[JOB]: All of the data below should be written out exactly.

[DATASET ENTRIES]:
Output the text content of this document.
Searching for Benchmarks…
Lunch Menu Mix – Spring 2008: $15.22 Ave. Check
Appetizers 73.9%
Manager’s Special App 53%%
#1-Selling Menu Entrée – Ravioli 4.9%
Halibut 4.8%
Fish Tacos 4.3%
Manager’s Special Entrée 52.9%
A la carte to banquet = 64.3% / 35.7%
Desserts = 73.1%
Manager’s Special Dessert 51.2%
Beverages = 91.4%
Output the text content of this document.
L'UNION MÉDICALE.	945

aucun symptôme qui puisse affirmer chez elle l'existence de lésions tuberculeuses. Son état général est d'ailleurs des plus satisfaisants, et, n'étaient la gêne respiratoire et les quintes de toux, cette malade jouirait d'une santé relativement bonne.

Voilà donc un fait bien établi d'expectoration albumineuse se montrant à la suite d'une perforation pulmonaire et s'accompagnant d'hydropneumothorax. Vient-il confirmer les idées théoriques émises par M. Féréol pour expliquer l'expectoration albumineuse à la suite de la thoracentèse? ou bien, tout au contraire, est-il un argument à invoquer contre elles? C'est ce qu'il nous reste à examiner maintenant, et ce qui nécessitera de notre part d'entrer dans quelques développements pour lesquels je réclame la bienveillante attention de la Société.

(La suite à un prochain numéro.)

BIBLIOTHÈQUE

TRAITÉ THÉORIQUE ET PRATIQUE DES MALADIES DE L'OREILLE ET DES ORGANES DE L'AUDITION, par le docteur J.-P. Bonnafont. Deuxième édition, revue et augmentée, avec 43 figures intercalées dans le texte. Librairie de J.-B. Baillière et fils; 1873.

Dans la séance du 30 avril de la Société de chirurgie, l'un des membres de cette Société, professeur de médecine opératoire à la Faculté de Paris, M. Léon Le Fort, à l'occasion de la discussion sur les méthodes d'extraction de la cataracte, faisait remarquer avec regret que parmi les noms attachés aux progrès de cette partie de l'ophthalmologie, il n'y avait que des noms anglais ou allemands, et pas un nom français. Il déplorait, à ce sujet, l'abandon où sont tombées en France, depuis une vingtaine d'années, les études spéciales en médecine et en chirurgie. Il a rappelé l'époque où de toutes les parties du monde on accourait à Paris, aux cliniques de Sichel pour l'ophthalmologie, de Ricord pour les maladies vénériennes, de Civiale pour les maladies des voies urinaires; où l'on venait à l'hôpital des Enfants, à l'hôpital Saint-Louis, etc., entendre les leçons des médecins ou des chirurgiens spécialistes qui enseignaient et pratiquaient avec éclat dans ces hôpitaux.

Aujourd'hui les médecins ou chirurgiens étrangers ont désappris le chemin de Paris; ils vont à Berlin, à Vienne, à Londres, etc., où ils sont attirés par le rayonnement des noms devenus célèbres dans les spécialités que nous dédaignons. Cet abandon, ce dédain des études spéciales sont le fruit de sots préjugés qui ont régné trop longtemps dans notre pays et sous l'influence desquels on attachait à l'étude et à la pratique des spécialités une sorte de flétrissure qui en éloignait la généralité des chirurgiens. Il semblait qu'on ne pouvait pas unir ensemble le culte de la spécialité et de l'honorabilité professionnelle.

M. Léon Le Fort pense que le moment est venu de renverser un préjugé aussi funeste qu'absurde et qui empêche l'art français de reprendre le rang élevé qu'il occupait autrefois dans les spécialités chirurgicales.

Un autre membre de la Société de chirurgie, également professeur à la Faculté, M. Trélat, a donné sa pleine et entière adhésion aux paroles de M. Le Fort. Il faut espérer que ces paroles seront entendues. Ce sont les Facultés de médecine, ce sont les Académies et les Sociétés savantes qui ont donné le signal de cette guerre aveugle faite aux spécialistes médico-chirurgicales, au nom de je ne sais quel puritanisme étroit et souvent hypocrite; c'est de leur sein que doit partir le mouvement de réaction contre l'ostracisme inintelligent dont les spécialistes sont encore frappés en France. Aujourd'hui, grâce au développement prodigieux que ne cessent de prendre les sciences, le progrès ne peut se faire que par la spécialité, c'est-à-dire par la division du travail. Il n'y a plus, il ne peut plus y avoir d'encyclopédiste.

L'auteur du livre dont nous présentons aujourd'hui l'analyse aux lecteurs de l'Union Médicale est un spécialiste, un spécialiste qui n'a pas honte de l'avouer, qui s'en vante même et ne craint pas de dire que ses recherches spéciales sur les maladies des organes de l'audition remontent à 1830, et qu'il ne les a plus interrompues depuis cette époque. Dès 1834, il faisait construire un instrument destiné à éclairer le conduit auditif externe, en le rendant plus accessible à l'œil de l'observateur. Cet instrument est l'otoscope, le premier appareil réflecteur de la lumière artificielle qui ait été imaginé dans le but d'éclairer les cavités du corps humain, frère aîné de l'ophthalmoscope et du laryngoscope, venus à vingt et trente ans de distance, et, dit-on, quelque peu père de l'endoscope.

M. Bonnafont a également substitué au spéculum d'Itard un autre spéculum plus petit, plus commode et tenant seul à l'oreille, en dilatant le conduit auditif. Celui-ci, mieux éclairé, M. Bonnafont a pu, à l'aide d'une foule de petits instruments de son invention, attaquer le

[RESULT FOR THIS EXERCISE]:
Output the text content of this document.
Searching for Benchmarks…
Lunch Menu Mix – Spring 2008: $15.22 Ave. Check
Appetizers 73.9%
Manager’s Special App 53%%
#1-Selling Menu Entrée – Ravioli 4.9%
Halibut 4.8%
Fish Tacos 4.3%
Manager’s Special Entrée 52.9%
A la carte to banquet = 64.3% / 35.7%
Desserts = 73.1%
Manager’s Special Dessert 51.2%
Beverages = 91.4%
Output the text content of this document.
L'UNION MÉDICALE.	945

aucun symptôme qui puisse affirmer chez elle l'existence de lésions tuberculeuses. Son état général est d'ailleurs des plus satisfaisants, et, n'étaient la gêne respiratoire et les quintes de toux, cette malade jouirait d'une santé relativement bonne.

Voilà donc un fait bien établi d'expectoration albumineuse se montrant à la suite d'une perforation pulmonaire et s'accompagnant d'hydropneumothorax. Vient-il confirmer les idées théoriques émises par M. Féréol pour expliquer l'expectoration albumineuse à la suite de la thoracentèse? ou bien, tout au contraire, est-il un argument à invoquer contre elles? C'est ce qu'il nous reste à examiner maintenant, et ce qui nécessitera de notre part d'entrer dans quelques développements pour lesquels je réclame la bienveillante attention de la Société.

(La suite à un prochain numéro.)

BIBLIOTHÈQUE

TRAITÉ THÉORIQUE ET PRATIQUE DES MALADIES DE L'OREILLE ET DES ORGANES DE L'AUDITION, par le docteur J.-P. Bonnafont. Deuxième édition, revue et augmentée, avec 43 figures intercalées dans le texte. Librairie de J.-B. Baillière et fils; 1873.

Dans la séance du 30 avril de la Société de chirurgie, l'un des membres de cette Société, professeur de médecine opératoire à la Faculté de Paris, M. Léon Le Fort, à l'occasion de la discussion sur les méthodes d'extraction de la cataracte, faisait remarquer avec regret que parmi les noms attachés aux progrès de cette partie de l'ophthalmologie, il n'y avait que des noms anglais ou allemands, et pas un nom français. Il déplorait, à ce sujet, l'abandon où sont tombées en France, depuis une vingtaine d'années, les études spéciales en médecine et en chirurgie. Il a rappelé l'époque où de toutes les parties du monde on accourait à Paris, aux cliniques de Sichel pour l'ophthalmologie, de Ricord pour les maladies vénériennes, de Civiale pour les maladies des voies urinaires; où l'on venait à l'hôpital des Enfants, à l'hôpital Saint-Louis, etc., entendre les leçons des médecins ou des chirurgiens spécialistes qui enseignaient et pratiquaient avec éclat dans ces hôpitaux.

Aujourd'hui les médecins ou chirurgiens étrangers ont désappris le chemin de Paris; ils vont à Berlin, à Vienne, à Londres, etc., où ils sont attirés par le rayonnement des noms devenus célèbres dans les spécialités que nous dédaignons. Cet abandon, ce dédain des études spéciales sont le fruit de sots préjugés qui ont régné trop longtemps dans notre pays et sous l'influence desquels on attachait à l'étude et à la pratique des spécialités une sorte de flétrissure qui en éloignait la généralité des chirurgiens. Il semblait qu'on ne pouvait pas unir ensemble le culte de la spécialité et de l'honorabilité professionnelle.

M. Léon Le Fort pense que le moment est venu de renverser un préjugé aussi funeste qu'absurde et qui empêche l'art français de reprendre le rang élevé qu'il occupait autrefois dans les spécialités chirurgicales.

Un autre membre de la Société de chirurgie, également professeur à la Faculté, M. Trélat, a donné sa pleine et entière adhésion aux paroles de M. Le Fort. Il faut espérer que ces paroles seront entendues. Ce sont les Facultés de médecine, ce sont les Académies et les Sociétés savantes qui ont donné le signal de cette guerre aveugle faite aux spécialistes médico-chirurgicales, au nom de je ne sais quel puritanisme étroit et souvent hypocrite; c'est de leur sein que doit partir le mouvement de réaction contre l'ostracisme inintelligent dont les spécialistes sont encore frappés en France. Aujourd'hui, grâce au développement prodigieux que ne cessent de prendre les sciences, le progrès ne peut se faire que par la spécialité, c'est-à-dire par la division du travail. Il n'y a plus, il ne peut plus y avoir d'encyclopédiste.

L'auteur du livre dont nous présentons aujourd'hui l'analyse aux lecteurs de l'Union Médicale est un spécialiste, un spécialiste qui n'a pas honte de l'avouer, qui s'en vante même et ne craint pas de dire que ses recherches spéciales sur les maladies des organes de l'audition remontent à 1830, et qu'il ne les a plus interrompues depuis cette époque. Dès 1834, il faisait construire un instrument destiné à éclairer le conduit auditif externe, en le rendant plus accessible à l'œil de l'observateur. Cet instrument est l'otoscope, le premier appareil réflecteur de la lumière artificielle qui ait été imaginé dans le but d'éclairer les cavités du corps humain, frère aîné de l'ophthalmoscope et du laryngoscope, venus à vingt et trente ans de distance, et, dit-on, quelque peu père de l'endoscope.

M. Bonnafont a également substitué au spéculum d'Itard un autre spéculum plus petit, plus commode et tenant seul à l'oreille, en dilatant le conduit auditif. Celui-ci, mieux éclairé, M. Bonnafont a pu, à l'aide d'une foule de petits instruments de son invention, attaquer le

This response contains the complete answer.